::: 文書の抜粋
なぜ「あめ」というのか、その意味は分からない。
そもそもいろいろな言葉の起こりを突きとめることは極めて困難であり、それを強いて解釈しようとすると、必ずおかしな解釈が出てくるものである。
【昔も今も、語源の解釈は、十のうち八、九は外れている。一般に皇国の古言は、ただその物や事をあるがままに、安易に呼んだだけで、特別な理屈があるわけではないので、そうした心映えをもって古い書を解釈するべきであるが、世の「物識り」たちは、そういう上代の言語を話していた人々の心をよく考えず、ひたすら漢意によって解釈しようとするので、どれも的外れだ。その漢国でも、上代の言葉はさほどうるさい詮索もなかったのだが、かれらの風俗として、何事も理屈を先立てて、言葉の意を解釈するにも、とにかく理屈を通そうとするため、みなこじつけである。ところが最近、古学が始まって以来は、漢意(からごころ)で解釈することの悪い点を悟る人もあって、何とかいにしえの心をもって説こうとするようだが、それをなし得る人は、まだまれである。】
しかしながら、全く解釈しないで済ませるわけにも行かない。考えつく限りのことは、試みに言ってみてもいい。その中には、たまに当たっていることもあるはずだ。私にも、こうだろうかと思っていることはあり、それを述べてみる。
天(あめ)は空の上にあって、神々のおられる国である。【この他に理屈で細々と論じ立て、あるいはその形までもあれこれと推し測って言うのは、みな外国で言うようなことで、いにしえの伝えではないので、問題にならない。】
地は「つち」だ。名前の由来には、思い当たることがある。後述する。「つち」と言うのは、元々泥土(ひじ)が固まって国土(くに)になったから言う名前で、小さいのも大きいのも同じように呼ぶ。小さいのはひとつまみの土も「つち」と言い、広く海に対して陸地も「つち」と言うのだが、天に対して「あめつち」と呼ぶときは、海も含まれる。
【新撰姓氏録で、海神(わだつみ)の子孫も地祇に入れているのは、地(つち)は海をふくむからだ。
::::::
::: 提供された記録
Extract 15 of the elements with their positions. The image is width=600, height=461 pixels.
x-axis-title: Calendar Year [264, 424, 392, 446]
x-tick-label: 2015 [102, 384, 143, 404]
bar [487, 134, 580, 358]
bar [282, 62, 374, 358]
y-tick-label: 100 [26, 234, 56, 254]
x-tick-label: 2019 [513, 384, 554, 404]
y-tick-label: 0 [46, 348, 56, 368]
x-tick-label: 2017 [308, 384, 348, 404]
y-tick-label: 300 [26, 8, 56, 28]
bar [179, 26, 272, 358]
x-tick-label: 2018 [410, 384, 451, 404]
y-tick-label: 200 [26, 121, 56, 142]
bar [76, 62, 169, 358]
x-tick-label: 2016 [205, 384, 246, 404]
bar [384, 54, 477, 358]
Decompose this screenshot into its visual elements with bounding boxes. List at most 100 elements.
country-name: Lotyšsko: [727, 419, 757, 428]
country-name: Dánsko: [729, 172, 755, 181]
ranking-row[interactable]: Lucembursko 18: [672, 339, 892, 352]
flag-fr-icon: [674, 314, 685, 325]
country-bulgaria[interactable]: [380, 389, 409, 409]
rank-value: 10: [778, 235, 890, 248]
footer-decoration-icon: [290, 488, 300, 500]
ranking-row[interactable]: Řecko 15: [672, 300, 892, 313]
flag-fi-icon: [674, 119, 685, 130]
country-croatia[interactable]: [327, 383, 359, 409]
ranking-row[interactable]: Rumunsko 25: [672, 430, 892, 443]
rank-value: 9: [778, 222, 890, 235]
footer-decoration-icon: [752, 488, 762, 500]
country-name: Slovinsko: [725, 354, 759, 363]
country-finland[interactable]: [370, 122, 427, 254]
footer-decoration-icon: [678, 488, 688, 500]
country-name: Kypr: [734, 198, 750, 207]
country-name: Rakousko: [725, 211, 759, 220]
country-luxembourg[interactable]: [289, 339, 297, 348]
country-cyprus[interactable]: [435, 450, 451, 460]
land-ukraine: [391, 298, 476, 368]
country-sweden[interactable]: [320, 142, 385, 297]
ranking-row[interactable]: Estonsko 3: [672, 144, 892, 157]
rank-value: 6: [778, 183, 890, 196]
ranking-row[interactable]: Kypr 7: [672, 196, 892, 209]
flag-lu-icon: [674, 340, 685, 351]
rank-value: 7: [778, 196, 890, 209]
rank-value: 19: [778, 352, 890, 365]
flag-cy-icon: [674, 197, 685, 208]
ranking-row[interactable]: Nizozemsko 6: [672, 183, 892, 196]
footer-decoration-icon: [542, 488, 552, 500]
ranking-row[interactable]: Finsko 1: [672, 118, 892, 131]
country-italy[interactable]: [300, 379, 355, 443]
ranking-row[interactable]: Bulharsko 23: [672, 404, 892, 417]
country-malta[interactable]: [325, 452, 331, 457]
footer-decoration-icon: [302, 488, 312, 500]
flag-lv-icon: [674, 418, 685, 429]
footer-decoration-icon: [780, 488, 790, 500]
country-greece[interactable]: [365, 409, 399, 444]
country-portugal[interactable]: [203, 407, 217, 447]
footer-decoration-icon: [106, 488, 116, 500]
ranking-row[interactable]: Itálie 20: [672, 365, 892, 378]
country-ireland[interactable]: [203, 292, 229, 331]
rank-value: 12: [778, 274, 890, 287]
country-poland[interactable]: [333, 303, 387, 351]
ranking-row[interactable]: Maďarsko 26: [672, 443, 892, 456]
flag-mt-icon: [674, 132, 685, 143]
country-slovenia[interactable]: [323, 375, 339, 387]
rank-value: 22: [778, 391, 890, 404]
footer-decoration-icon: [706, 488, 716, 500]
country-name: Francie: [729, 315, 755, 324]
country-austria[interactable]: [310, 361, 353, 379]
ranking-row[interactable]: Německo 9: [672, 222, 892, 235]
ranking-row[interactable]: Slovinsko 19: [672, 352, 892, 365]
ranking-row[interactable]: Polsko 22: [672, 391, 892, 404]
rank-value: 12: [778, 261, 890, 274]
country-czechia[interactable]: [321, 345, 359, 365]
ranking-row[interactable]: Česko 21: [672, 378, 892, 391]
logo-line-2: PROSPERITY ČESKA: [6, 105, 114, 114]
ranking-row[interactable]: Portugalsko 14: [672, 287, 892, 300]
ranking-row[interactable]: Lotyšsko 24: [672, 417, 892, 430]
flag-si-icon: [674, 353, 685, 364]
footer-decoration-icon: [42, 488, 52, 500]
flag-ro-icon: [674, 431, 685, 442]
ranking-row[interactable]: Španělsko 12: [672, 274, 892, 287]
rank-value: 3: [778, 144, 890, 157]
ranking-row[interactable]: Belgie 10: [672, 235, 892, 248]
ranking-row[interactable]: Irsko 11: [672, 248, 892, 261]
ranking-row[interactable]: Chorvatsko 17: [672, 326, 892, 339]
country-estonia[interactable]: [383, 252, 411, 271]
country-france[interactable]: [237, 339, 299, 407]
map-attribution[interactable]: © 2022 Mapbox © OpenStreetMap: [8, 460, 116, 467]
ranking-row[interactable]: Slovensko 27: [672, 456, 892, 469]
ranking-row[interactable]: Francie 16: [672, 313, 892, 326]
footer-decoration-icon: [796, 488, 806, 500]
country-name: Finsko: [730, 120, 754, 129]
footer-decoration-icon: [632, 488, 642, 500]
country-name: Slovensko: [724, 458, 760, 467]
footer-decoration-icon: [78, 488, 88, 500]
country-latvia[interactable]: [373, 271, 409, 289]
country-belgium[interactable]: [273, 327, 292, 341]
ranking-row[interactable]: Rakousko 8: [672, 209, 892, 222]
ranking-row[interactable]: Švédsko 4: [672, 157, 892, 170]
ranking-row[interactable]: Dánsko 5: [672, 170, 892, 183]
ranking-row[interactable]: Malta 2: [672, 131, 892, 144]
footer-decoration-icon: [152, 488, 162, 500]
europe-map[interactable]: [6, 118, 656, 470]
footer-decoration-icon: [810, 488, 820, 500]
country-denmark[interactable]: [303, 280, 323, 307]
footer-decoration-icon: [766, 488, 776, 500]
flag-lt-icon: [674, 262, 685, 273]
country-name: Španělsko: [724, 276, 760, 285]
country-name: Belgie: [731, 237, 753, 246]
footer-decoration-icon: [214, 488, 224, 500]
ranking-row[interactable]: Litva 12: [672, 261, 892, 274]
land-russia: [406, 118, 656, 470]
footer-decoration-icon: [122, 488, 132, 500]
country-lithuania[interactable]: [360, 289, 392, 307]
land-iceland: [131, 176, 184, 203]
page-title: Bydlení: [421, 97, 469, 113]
::::::
● 課題の目的
天と地の語源を論じた文書の抜粋から、「なぜ「あめ」というのか、その意味は分からない。」で始まり「と呼ぶときは、海も含まれる。」で終わる部分を、一字も変えずに抜き出す。

● 出力
なぜ「あめ」というのか、その意味は分からない。
そもそもいろいろな言葉の起こりを突きとめることは極めて困難であり、それを強いて解釈しようとすると、必ずおかしな解釈が出てくるものである。
【昔も今も、語源の解釈は、十のうち八、九は外れている。一般に皇国の古言は、ただその物や事をあるがままに、安易に呼んだだけで、特別な理屈があるわけではないので、そうした心映えをもって古い書を解釈するべきであるが、世の「物識り」たちは、そういう上代の言語を話していた人々の心をよく考えず、ひたすら漢意によって解釈しようとするので、どれも的外れだ。その漢国でも、上代の言葉はさほどうるさい詮索もなかったのだが、かれらの風俗として、何事も理屈を先立てて、言葉の意を解釈するにも、とにかく理屈を通そうとするため、みなこじつけである。ところが最近、古学が始まって以来は、漢意(からごころ)で解釈することの悪い点を悟る人もあって、何とかいにしえの心をもって説こうとするようだが、それをなし得る人は、まだまれである。】
しかしながら、全く解釈しないで済ませるわけにも行かない。考えつく限りのことは、試みに言ってみてもいい。その中には、たまに当たっていることもあるはずだ。私にも、こうだろうかと思っていることはあり、それを述べてみる。
天(あめ)は空の上にあって、神々のおられる国である。【この他に理屈で細々と論じ立て、あるいはその形までもあれこれと推し測って言うのは、みな外国で言うようなことで、いにしえの伝えではないので、問題にならない。】
地は「つち」だ。名前の由来には、思い当たることがある。後述する。「つち」と言うのは、元々泥土(ひじ)が固まって国土(くに)になったから言う名前で、小さいのも大きいのも同じように呼ぶ。小さいのはひとつまみの土も「つち」と言い、広く海に対して陸地も「つち」と言うのだが、天に対して「あめつち」と呼ぶときは、海も含まれる。